RAW RECORDS ::
_ _ _ _ _ _ _

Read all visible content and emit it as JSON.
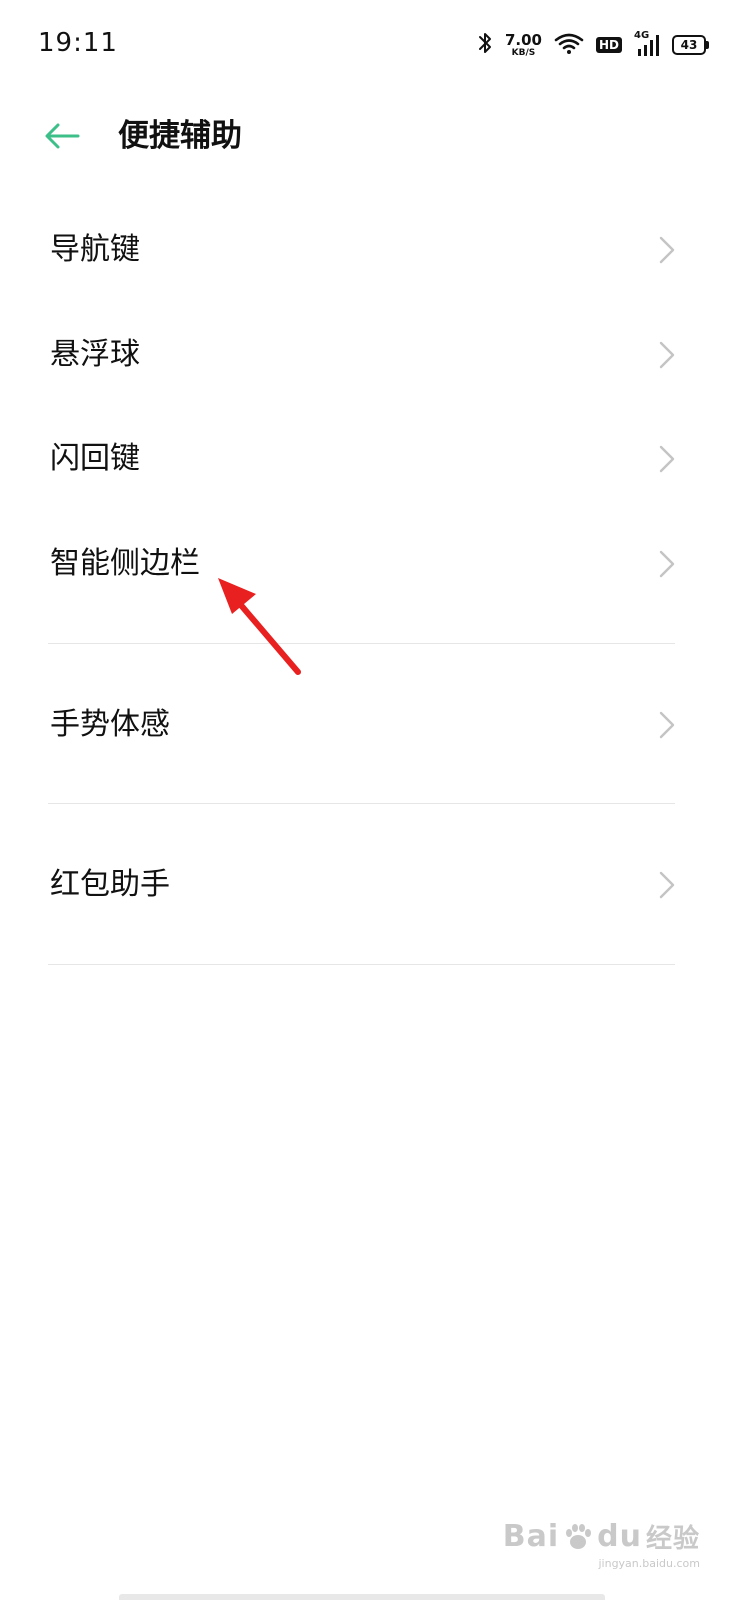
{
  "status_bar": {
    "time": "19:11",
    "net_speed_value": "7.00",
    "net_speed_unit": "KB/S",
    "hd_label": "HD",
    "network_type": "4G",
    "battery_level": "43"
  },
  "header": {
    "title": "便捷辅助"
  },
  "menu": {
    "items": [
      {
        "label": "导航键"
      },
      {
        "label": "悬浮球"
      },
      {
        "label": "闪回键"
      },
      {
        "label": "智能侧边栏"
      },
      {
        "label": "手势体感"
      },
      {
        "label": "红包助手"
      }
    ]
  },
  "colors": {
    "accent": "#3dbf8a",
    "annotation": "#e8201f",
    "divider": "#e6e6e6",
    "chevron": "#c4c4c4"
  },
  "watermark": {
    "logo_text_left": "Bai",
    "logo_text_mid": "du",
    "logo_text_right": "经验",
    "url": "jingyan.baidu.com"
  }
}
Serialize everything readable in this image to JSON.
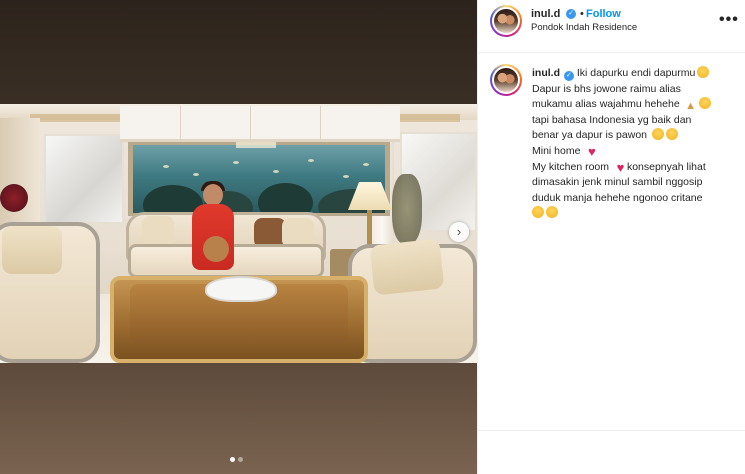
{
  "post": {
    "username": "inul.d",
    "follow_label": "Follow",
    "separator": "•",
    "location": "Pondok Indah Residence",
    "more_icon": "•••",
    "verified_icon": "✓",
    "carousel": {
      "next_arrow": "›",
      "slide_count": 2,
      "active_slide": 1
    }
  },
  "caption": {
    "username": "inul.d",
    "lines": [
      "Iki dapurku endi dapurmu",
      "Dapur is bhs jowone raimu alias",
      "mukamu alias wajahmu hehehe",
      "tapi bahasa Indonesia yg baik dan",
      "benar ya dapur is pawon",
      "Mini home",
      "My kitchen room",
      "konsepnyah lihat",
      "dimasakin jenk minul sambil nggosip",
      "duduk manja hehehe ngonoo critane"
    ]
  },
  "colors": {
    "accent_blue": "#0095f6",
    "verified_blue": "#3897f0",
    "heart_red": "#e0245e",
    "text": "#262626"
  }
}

_ _ _ _ _ _ _

STATED PROBLEM :: Identify and copy the lines holding the word "alias".

SOLUTION TO THIS TASK ::
      "Dapur is bhs jowone raimu alias",
      "mukamu alias wajahmu hehehe",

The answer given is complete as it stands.